TASK
The records underneath are to be repeated exactly, with the pictures left out.

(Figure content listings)
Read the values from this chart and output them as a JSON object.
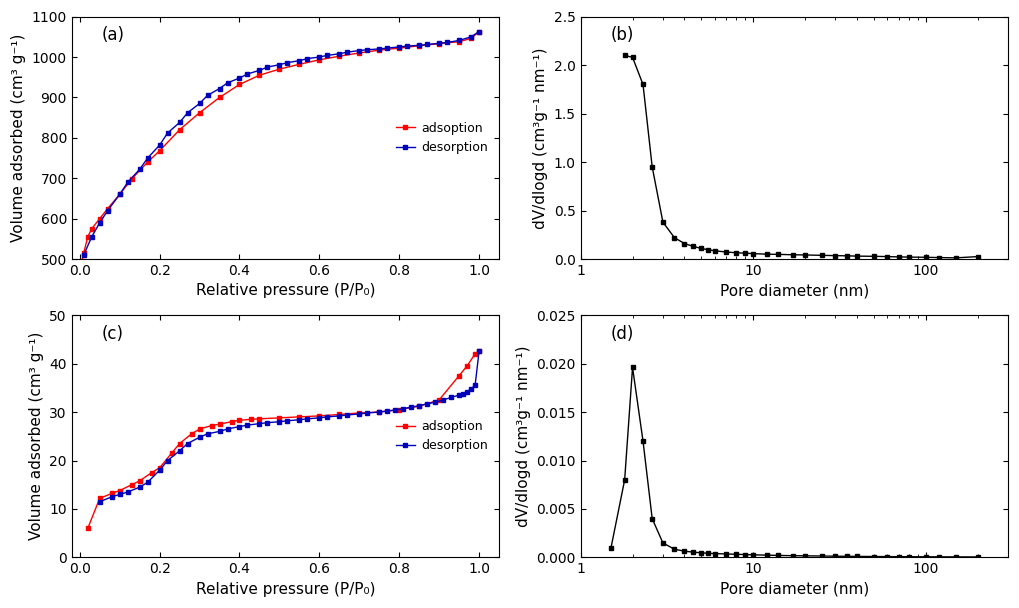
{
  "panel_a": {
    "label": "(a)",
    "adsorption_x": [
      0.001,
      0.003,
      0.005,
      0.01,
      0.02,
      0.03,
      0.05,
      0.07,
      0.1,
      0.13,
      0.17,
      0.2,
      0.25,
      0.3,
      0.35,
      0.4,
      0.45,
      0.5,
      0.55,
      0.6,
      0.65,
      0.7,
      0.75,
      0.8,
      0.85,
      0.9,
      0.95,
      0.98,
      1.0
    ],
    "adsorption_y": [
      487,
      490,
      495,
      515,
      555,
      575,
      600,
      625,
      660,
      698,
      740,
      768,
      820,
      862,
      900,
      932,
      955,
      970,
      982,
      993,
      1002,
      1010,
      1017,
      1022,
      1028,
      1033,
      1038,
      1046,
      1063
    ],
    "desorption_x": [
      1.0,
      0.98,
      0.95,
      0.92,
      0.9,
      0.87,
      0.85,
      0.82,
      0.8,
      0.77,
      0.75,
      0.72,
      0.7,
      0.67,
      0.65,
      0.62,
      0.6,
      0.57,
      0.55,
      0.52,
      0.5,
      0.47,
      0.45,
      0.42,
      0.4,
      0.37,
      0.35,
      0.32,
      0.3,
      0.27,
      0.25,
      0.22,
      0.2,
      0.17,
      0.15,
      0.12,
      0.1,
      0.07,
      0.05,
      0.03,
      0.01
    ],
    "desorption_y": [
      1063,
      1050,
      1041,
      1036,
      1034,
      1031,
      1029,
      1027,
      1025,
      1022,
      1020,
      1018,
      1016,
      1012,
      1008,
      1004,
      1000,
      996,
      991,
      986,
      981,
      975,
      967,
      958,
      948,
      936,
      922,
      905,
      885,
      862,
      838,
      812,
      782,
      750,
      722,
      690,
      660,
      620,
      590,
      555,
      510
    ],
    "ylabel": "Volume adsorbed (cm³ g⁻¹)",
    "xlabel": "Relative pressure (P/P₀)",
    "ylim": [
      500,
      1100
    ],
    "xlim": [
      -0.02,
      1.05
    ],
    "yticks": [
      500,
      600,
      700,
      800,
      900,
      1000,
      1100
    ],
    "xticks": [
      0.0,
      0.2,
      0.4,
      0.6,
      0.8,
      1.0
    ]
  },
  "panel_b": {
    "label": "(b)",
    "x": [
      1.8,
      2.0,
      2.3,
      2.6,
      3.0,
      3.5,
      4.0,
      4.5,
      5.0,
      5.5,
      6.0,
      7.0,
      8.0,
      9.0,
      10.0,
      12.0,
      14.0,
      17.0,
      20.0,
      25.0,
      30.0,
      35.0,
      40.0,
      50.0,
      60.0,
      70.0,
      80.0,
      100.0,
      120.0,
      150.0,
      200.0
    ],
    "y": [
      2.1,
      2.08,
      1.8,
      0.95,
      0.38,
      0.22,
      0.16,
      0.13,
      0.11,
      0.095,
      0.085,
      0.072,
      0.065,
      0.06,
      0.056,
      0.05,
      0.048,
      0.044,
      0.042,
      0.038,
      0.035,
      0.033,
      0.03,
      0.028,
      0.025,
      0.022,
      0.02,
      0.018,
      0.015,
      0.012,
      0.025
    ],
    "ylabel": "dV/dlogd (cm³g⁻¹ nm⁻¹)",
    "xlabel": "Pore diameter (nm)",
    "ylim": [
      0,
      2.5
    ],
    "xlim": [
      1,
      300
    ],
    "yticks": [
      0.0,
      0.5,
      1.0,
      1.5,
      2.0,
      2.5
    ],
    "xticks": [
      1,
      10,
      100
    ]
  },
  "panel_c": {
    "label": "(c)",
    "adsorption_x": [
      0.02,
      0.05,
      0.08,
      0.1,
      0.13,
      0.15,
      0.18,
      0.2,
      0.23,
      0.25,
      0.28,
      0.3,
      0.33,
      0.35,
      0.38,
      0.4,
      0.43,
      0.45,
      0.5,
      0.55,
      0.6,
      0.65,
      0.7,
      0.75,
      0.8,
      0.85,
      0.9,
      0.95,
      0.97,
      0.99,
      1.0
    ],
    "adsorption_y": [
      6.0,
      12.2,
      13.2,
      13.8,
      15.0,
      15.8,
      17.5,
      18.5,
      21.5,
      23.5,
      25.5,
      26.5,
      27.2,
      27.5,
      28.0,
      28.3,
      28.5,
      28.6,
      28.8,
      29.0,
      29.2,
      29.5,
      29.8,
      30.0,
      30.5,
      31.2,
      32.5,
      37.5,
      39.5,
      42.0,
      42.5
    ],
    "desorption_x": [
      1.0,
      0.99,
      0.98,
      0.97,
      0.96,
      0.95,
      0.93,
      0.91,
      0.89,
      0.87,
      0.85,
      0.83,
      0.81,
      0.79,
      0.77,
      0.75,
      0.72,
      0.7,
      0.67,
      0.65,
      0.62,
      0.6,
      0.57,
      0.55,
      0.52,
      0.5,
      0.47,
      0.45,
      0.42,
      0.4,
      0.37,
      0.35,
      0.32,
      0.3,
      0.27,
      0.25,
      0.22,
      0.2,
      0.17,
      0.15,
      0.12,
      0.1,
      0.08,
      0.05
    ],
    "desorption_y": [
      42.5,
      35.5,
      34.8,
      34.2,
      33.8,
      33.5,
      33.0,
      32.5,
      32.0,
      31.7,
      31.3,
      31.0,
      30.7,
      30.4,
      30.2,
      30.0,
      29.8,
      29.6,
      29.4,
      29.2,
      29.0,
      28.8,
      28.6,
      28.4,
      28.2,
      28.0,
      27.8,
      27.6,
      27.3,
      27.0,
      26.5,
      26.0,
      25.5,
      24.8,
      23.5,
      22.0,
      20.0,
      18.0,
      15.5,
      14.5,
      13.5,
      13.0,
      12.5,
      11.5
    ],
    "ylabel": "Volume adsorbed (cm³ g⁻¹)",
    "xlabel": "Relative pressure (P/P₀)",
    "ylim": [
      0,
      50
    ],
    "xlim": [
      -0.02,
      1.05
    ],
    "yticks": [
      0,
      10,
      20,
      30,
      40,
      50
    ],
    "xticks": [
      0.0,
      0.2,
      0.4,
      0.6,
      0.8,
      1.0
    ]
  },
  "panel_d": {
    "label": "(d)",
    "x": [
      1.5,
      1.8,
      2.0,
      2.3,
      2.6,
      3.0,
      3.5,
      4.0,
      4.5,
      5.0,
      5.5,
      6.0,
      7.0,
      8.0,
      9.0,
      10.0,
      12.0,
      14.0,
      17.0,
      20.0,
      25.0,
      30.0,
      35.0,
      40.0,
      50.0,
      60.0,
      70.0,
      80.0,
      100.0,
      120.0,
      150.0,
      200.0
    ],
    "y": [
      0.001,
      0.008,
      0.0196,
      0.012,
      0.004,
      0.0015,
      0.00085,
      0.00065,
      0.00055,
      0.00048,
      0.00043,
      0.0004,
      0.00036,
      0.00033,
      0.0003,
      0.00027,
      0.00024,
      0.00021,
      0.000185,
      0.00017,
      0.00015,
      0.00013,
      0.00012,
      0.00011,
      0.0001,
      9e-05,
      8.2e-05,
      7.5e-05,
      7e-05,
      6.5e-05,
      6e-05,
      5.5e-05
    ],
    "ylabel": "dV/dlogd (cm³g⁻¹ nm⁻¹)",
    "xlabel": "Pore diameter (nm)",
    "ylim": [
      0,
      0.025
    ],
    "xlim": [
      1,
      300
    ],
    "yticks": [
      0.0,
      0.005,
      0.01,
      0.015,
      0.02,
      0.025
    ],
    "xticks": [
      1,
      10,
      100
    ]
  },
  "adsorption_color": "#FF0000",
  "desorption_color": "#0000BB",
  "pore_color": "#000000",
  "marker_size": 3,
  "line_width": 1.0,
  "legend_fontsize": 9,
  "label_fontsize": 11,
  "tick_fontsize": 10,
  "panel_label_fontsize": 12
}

IN RESPONSE
Read the values from this chart and output them as a JSON object.
{
  "panel_a": {
    "label": "(a)",
    "adsorption_x": [
      0.001,
      0.003,
      0.005,
      0.01,
      0.02,
      0.03,
      0.05,
      0.07,
      0.1,
      0.13,
      0.17,
      0.2,
      0.25,
      0.3,
      0.35,
      0.4,
      0.45,
      0.5,
      0.55,
      0.6,
      0.65,
      0.7,
      0.75,
      0.8,
      0.85,
      0.9,
      0.95,
      0.98,
      1.0
    ],
    "adsorption_y": [
      487,
      490,
      495,
      515,
      555,
      575,
      600,
      625,
      660,
      698,
      740,
      768,
      820,
      862,
      900,
      932,
      955,
      970,
      982,
      993,
      1002,
      1010,
      1017,
      1022,
      1028,
      1033,
      1038,
      1046,
      1063
    ],
    "desorption_x": [
      1.0,
      0.98,
      0.95,
      0.92,
      0.9,
      0.87,
      0.85,
      0.82,
      0.8,
      0.77,
      0.75,
      0.72,
      0.7,
      0.67,
      0.65,
      0.62,
      0.6,
      0.57,
      0.55,
      0.52,
      0.5,
      0.47,
      0.45,
      0.42,
      0.4,
      0.37,
      0.35,
      0.32,
      0.3,
      0.27,
      0.25,
      0.22,
      0.2,
      0.17,
      0.15,
      0.12,
      0.1,
      0.07,
      0.05,
      0.03,
      0.01
    ],
    "desorption_y": [
      1063,
      1050,
      1041,
      1036,
      1034,
      1031,
      1029,
      1027,
      1025,
      1022,
      1020,
      1018,
      1016,
      1012,
      1008,
      1004,
      1000,
      996,
      991,
      986,
      981,
      975,
      967,
      958,
      948,
      936,
      922,
      905,
      885,
      862,
      838,
      812,
      782,
      750,
      722,
      690,
      660,
      620,
      590,
      555,
      510
    ],
    "ylabel": "Volume adsorbed (cm³ g⁻¹)",
    "xlabel": "Relative pressure (P/P₀)",
    "ylim": [
      500,
      1100
    ],
    "xlim": [
      -0.02,
      1.05
    ],
    "yticks": [
      500,
      600,
      700,
      800,
      900,
      1000,
      1100
    ],
    "xticks": [
      0.0,
      0.2,
      0.4,
      0.6,
      0.8,
      1.0
    ]
  },
  "panel_b": {
    "label": "(b)",
    "x": [
      1.8,
      2.0,
      2.3,
      2.6,
      3.0,
      3.5,
      4.0,
      4.5,
      5.0,
      5.5,
      6.0,
      7.0,
      8.0,
      9.0,
      10.0,
      12.0,
      14.0,
      17.0,
      20.0,
      25.0,
      30.0,
      35.0,
      40.0,
      50.0,
      60.0,
      70.0,
      80.0,
      100.0,
      120.0,
      150.0,
      200.0
    ],
    "y": [
      2.1,
      2.08,
      1.8,
      0.95,
      0.38,
      0.22,
      0.16,
      0.13,
      0.11,
      0.095,
      0.085,
      0.072,
      0.065,
      0.06,
      0.056,
      0.05,
      0.048,
      0.044,
      0.042,
      0.038,
      0.035,
      0.033,
      0.03,
      0.028,
      0.025,
      0.022,
      0.02,
      0.018,
      0.015,
      0.012,
      0.025
    ],
    "ylabel": "dV/dlogd (cm³g⁻¹ nm⁻¹)",
    "xlabel": "Pore diameter (nm)",
    "ylim": [
      0,
      2.5
    ],
    "xlim": [
      1,
      300
    ],
    "yticks": [
      0.0,
      0.5,
      1.0,
      1.5,
      2.0,
      2.5
    ],
    "xticks": [
      1,
      10,
      100
    ]
  },
  "panel_c": {
    "label": "(c)",
    "adsorption_x": [
      0.02,
      0.05,
      0.08,
      0.1,
      0.13,
      0.15,
      0.18,
      0.2,
      0.23,
      0.25,
      0.28,
      0.3,
      0.33,
      0.35,
      0.38,
      0.4,
      0.43,
      0.45,
      0.5,
      0.55,
      0.6,
      0.65,
      0.7,
      0.75,
      0.8,
      0.85,
      0.9,
      0.95,
      0.97,
      0.99,
      1.0
    ],
    "adsorption_y": [
      6.0,
      12.2,
      13.2,
      13.8,
      15.0,
      15.8,
      17.5,
      18.5,
      21.5,
      23.5,
      25.5,
      26.5,
      27.2,
      27.5,
      28.0,
      28.3,
      28.5,
      28.6,
      28.8,
      29.0,
      29.2,
      29.5,
      29.8,
      30.0,
      30.5,
      31.2,
      32.5,
      37.5,
      39.5,
      42.0,
      42.5
    ],
    "desorption_x": [
      1.0,
      0.99,
      0.98,
      0.97,
      0.96,
      0.95,
      0.93,
      0.91,
      0.89,
      0.87,
      0.85,
      0.83,
      0.81,
      0.79,
      0.77,
      0.75,
      0.72,
      0.7,
      0.67,
      0.65,
      0.62,
      0.6,
      0.57,
      0.55,
      0.52,
      0.5,
      0.47,
      0.45,
      0.42,
      0.4,
      0.37,
      0.35,
      0.32,
      0.3,
      0.27,
      0.25,
      0.22,
      0.2,
      0.17,
      0.15,
      0.12,
      0.1,
      0.08,
      0.05
    ],
    "desorption_y": [
      42.5,
      35.5,
      34.8,
      34.2,
      33.8,
      33.5,
      33.0,
      32.5,
      32.0,
      31.7,
      31.3,
      31.0,
      30.7,
      30.4,
      30.2,
      30.0,
      29.8,
      29.6,
      29.4,
      29.2,
      29.0,
      28.8,
      28.6,
      28.4,
      28.2,
      28.0,
      27.8,
      27.6,
      27.3,
      27.0,
      26.5,
      26.0,
      25.5,
      24.8,
      23.5,
      22.0,
      20.0,
      18.0,
      15.5,
      14.5,
      13.5,
      13.0,
      12.5,
      11.5
    ],
    "ylabel": "Volume adsorbed (cm³ g⁻¹)",
    "xlabel": "Relative pressure (P/P₀)",
    "ylim": [
      0,
      50
    ],
    "xlim": [
      -0.02,
      1.05
    ],
    "yticks": [
      0,
      10,
      20,
      30,
      40,
      50
    ],
    "xticks": [
      0.0,
      0.2,
      0.4,
      0.6,
      0.8,
      1.0
    ]
  },
  "panel_d": {
    "label": "(d)",
    "x": [
      1.5,
      1.8,
      2.0,
      2.3,
      2.6,
      3.0,
      3.5,
      4.0,
      4.5,
      5.0,
      5.5,
      6.0,
      7.0,
      8.0,
      9.0,
      10.0,
      12.0,
      14.0,
      17.0,
      20.0,
      25.0,
      30.0,
      35.0,
      40.0,
      50.0,
      60.0,
      70.0,
      80.0,
      100.0,
      120.0,
      150.0,
      200.0
    ],
    "y": [
      0.001,
      0.008,
      0.0196,
      0.012,
      0.004,
      0.0015,
      0.00085,
      0.00065,
      0.00055,
      0.00048,
      0.00043,
      0.0004,
      0.00036,
      0.00033,
      0.0003,
      0.00027,
      0.00024,
      0.00021,
      0.000185,
      0.00017,
      0.00015,
      0.00013,
      0.00012,
      0.00011,
      0.0001,
      9e-05,
      8.2e-05,
      7.5e-05,
      7e-05,
      6.5e-05,
      6e-05,
      5.5e-05
    ],
    "ylabel": "dV/dlogd (cm³g⁻¹ nm⁻¹)",
    "xlabel": "Pore diameter (nm)",
    "ylim": [
      0,
      0.025
    ],
    "xlim": [
      1,
      300
    ],
    "yticks": [
      0.0,
      0.005,
      0.01,
      0.015,
      0.02,
      0.025
    ],
    "xticks": [
      1,
      10,
      100
    ]
  },
  "adsorption_color": "#FF0000",
  "desorption_color": "#0000BB",
  "pore_color": "#000000",
  "marker_size": 3,
  "line_width": 1.0,
  "legend_fontsize": 9,
  "label_fontsize": 11,
  "tick_fontsize": 10,
  "panel_label_fontsize": 12
}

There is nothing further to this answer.